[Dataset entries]

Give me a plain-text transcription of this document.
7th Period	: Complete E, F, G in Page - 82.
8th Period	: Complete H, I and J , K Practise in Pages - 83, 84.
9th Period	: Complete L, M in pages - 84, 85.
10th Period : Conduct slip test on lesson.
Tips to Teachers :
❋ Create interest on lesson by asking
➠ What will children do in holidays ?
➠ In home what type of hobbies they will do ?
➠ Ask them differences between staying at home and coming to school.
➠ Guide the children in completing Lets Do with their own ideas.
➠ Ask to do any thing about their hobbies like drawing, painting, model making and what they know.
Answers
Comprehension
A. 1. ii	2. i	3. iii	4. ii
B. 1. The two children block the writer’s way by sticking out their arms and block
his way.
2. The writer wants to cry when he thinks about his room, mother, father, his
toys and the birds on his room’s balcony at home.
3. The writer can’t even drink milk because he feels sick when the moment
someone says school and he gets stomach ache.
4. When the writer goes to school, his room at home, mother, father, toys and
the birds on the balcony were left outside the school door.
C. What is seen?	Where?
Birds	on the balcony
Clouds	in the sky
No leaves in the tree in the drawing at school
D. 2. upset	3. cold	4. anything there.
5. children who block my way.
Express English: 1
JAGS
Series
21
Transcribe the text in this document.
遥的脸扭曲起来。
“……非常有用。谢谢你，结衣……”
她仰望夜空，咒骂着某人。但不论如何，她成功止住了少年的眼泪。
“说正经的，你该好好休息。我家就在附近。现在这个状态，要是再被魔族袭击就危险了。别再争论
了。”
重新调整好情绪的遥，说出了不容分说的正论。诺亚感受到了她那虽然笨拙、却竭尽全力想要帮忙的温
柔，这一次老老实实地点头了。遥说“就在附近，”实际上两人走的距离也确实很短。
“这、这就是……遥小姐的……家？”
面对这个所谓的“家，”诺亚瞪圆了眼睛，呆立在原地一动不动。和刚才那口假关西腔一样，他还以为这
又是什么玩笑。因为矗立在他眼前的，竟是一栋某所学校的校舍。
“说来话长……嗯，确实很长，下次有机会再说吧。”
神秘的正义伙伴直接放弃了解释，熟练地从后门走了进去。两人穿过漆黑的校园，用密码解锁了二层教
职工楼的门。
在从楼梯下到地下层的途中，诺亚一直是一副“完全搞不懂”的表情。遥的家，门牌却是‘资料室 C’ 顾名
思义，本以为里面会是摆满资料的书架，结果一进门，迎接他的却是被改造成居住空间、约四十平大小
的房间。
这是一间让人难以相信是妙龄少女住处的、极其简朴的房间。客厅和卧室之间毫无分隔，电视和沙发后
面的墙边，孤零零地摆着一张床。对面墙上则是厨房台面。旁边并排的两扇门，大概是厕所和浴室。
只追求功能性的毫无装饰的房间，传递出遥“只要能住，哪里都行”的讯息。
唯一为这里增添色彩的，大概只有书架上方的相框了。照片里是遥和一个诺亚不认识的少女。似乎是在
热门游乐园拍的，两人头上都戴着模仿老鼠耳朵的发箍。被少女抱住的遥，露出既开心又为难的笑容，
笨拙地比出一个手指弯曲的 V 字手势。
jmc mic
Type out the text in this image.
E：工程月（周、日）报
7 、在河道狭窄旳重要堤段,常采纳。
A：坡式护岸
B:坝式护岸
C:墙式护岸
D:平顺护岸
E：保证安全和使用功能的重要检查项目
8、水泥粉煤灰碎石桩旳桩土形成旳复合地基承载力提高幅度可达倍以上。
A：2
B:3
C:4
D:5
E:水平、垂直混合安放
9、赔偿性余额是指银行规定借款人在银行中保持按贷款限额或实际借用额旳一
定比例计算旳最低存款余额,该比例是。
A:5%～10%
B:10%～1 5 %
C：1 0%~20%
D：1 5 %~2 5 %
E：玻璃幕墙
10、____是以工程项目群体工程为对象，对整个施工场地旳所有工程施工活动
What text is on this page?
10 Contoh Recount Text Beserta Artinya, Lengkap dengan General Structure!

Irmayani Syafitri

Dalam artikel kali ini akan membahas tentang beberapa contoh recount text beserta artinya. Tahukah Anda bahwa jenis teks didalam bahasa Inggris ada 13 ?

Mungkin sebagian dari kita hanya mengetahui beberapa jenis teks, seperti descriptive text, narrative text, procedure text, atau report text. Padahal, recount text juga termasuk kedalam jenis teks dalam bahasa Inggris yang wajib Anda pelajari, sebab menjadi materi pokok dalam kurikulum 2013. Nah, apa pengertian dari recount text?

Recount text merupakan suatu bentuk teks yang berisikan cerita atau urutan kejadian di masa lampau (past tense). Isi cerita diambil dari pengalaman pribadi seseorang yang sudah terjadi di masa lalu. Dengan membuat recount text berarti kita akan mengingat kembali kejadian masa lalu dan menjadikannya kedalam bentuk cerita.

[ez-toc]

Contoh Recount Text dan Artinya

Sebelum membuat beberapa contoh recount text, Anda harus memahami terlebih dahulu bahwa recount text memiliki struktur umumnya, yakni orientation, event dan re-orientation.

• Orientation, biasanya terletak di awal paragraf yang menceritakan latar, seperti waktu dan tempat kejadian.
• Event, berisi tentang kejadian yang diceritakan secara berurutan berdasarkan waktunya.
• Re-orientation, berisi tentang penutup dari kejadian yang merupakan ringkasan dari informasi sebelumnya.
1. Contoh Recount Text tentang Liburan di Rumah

### EXERCISE DIRECTIONS
From the listing above, reproduce all the lines exactly.

### WRITTEN RESPONSE
Give me a plain-text transcription of this document.
7th Period	: Complete E, F, G in Page - 82.
8th Period	: Complete H, I and J , K Practise in Pages - 83, 84.
9th Period	: Complete L, M in pages - 84, 85.
10th Period : Conduct slip test on lesson.
Tips to Teachers :
❋ Create interest on lesson by asking
➠ What will children do in holidays ?
➠ In home what type of hobbies they will do ?
➠ Ask them differences between staying at home and coming to school.
➠ Guide the children in completing Lets Do with their own ideas.
➠ Ask to do any thing about their hobbies like drawing, painting, model making and what they know.
Answers
Comprehension
A. 1. ii	2. i	3. iii	4. ii
B. 1. The two children block the writer’s way by sticking out their arms and block
his way.
2. The writer wants to cry when he thinks about his room, mother, father, his
toys and the birds on his room’s balcony at home.
3. The writer can’t even drink milk because he feels sick when the moment
someone says school and he gets stomach ache.
4. When the writer goes to school, his room at home, mother, father, toys and
the birds on the balcony were left outside the school door.
C. What is seen?	Where?
Birds	on the balcony
Clouds	in the sky
No leaves in the tree in the drawing at school
D. 2. upset	3. cold	4. anything there.
5. children who block my way.
Express English: 1
JAGS
Series
21
Transcribe the text in this document.
遥的脸扭曲起来。
“……非常有用。谢谢你，结衣……”
她仰望夜空，咒骂着某人。但不论如何，她成功止住了少年的眼泪。
“说正经的，你该好好休息。我家就在附近。现在这个状态，要是再被魔族袭击就危险了。别再争论
了。”
重新调整好情绪的遥，说出了不容分说的正论。诺亚感受到了她那虽然笨拙、却竭尽全力想要帮忙的温
柔，这一次老老实实地点头了。遥说“就在附近，”实际上两人走的距离也确实很短。
“这、这就是……遥小姐的……家？”
面对这个所谓的“家，”诺亚瞪圆了眼睛，呆立在原地一动不动。和刚才那口假关西腔一样，他还以为这
又是什么玩笑。因为矗立在他眼前的，竟是一栋某所学校的校舍。
“说来话长……嗯，确实很长，下次有机会再说吧。”
神秘的正义伙伴直接放弃了解释，熟练地从后门走了进去。两人穿过漆黑的校园，用密码解锁了二层教
职工楼的门。
在从楼梯下到地下层的途中，诺亚一直是一副“完全搞不懂”的表情。遥的家，门牌却是‘资料室 C’ 顾名
思义，本以为里面会是摆满资料的书架，结果一进门，迎接他的却是被改造成居住空间、约四十平大小
的房间。
这是一间让人难以相信是妙龄少女住处的、极其简朴的房间。客厅和卧室之间毫无分隔，电视和沙发后
面的墙边，孤零零地摆着一张床。对面墙上则是厨房台面。旁边并排的两扇门，大概是厕所和浴室。
只追求功能性的毫无装饰的房间，传递出遥“只要能住，哪里都行”的讯息。
唯一为这里增添色彩的，大概只有书架上方的相框了。照片里是遥和一个诺亚不认识的少女。似乎是在
热门游乐园拍的，两人头上都戴着模仿老鼠耳朵的发箍。被少女抱住的遥，露出既开心又为难的笑容，
笨拙地比出一个手指弯曲的 V 字手势。
jmc mic
Type out the text in this image.
E：工程月（周、日）报
7 、在河道狭窄旳重要堤段,常采纳。
A：坡式护岸
B:坝式护岸
C:墙式护岸
D:平顺护岸
E：保证安全和使用功能的重要检查项目
8、水泥粉煤灰碎石桩旳桩土形成旳复合地基承载力提高幅度可达倍以上。
A：2
B:3
C:4
D:5
E:水平、垂直混合安放
9、赔偿性余额是指银行规定借款人在银行中保持按贷款限额或实际借用额旳一
定比例计算旳最低存款余额,该比例是。
A:5%～10%
B:10%～1 5 %
C：1 0%~20%
D：1 5 %~2 5 %
E：玻璃幕墙
10、____是以工程项目群体工程为对象，对整个施工场地旳所有工程施工活动
What text is on this page?
10 Contoh Recount Text Beserta Artinya, Lengkap dengan General Structure!

Irmayani Syafitri

Dalam artikel kali ini akan membahas tentang beberapa contoh recount text beserta artinya. Tahukah Anda bahwa jenis teks didalam bahasa Inggris ada 13 ?

Mungkin sebagian dari kita hanya mengetahui beberapa jenis teks, seperti descriptive text, narrative text, procedure text, atau report text. Padahal, recount text juga termasuk kedalam jenis teks dalam bahasa Inggris yang wajib Anda pelajari, sebab menjadi materi pokok dalam kurikulum 2013. Nah, apa pengertian dari recount text?

Recount text merupakan suatu bentuk teks yang berisikan cerita atau urutan kejadian di masa lampau (past tense). Isi cerita diambil dari pengalaman pribadi seseorang yang sudah terjadi di masa lalu. Dengan membuat recount text berarti kita akan mengingat kembali kejadian masa lalu dan menjadikannya kedalam bentuk cerita.

[ez-toc]

Contoh Recount Text dan Artinya

Sebelum membuat beberapa contoh recount text, Anda harus memahami terlebih dahulu bahwa recount text memiliki struktur umumnya, yakni orientation, event dan re-orientation.

• Orientation, biasanya terletak di awal paragraf yang menceritakan latar, seperti waktu dan tempat kejadian.
• Event, berisi tentang kejadian yang diceritakan secara berurutan berdasarkan waktunya.
• Re-orientation, berisi tentang penutup dari kejadian yang merupakan ringkasan dari informasi sebelumnya.
1. Contoh Recount Text tentang Liburan di Rumah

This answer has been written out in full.